Stated problem -> Scan the entries below for the word "then". Copy each line that has it.

[Collected data]
>> Begin
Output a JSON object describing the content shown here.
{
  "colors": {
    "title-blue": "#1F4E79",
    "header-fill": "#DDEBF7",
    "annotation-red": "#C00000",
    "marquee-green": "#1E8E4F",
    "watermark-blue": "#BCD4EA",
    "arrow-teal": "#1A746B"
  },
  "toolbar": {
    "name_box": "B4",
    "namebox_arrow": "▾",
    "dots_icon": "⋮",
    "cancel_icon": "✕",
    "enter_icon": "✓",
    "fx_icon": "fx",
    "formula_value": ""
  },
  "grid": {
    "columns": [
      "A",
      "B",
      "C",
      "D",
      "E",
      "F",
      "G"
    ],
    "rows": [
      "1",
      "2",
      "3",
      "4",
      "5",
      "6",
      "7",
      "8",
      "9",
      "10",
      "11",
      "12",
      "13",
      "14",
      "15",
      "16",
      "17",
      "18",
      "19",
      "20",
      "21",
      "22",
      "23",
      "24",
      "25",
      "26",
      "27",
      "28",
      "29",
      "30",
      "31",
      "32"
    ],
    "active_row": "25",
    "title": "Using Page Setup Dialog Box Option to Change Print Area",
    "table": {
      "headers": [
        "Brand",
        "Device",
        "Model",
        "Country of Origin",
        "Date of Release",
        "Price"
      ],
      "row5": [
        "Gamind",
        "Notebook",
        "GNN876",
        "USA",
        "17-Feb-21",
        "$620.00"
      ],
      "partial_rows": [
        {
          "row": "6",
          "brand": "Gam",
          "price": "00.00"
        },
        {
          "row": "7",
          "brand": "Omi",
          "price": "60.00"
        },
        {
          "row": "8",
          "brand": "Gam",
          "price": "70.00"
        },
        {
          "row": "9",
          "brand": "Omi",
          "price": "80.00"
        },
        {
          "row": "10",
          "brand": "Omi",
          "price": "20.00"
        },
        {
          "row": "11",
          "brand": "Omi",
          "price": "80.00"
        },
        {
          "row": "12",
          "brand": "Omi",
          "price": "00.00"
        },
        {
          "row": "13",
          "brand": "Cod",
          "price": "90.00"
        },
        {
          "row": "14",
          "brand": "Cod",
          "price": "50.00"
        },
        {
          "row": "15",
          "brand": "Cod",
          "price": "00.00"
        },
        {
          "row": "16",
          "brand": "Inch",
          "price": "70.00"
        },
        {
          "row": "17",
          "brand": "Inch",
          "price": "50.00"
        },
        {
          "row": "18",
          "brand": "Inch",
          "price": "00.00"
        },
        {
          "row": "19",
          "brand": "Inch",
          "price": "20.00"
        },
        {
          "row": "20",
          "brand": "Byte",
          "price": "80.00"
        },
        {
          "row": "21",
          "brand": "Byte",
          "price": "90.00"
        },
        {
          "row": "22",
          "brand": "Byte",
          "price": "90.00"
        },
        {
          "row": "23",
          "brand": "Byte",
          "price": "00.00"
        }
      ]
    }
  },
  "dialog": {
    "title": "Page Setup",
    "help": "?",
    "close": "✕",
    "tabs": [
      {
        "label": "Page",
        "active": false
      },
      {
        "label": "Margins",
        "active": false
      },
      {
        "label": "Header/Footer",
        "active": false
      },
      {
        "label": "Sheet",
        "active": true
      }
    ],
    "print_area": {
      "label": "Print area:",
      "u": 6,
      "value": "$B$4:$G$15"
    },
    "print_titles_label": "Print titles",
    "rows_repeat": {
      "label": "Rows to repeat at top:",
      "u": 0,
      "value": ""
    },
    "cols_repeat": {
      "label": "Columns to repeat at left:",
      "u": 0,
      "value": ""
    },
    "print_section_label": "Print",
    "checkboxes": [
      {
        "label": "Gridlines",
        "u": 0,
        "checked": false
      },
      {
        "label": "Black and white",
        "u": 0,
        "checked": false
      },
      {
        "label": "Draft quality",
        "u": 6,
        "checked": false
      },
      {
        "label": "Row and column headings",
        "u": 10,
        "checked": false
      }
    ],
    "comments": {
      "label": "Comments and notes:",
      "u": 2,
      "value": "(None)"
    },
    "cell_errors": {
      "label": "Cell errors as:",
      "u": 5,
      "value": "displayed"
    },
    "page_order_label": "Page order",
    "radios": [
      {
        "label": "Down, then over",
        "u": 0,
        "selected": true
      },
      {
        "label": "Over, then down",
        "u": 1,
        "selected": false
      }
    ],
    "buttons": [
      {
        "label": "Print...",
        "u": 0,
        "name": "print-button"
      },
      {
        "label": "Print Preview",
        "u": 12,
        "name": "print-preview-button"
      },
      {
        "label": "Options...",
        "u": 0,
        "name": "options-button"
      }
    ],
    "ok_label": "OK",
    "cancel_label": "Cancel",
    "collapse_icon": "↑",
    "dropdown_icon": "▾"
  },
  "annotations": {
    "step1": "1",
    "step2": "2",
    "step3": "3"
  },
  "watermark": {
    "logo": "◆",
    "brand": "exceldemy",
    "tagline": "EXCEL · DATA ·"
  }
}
>> End
The solution ->
        "label": "Down, then over",
        "label": "Over, then down",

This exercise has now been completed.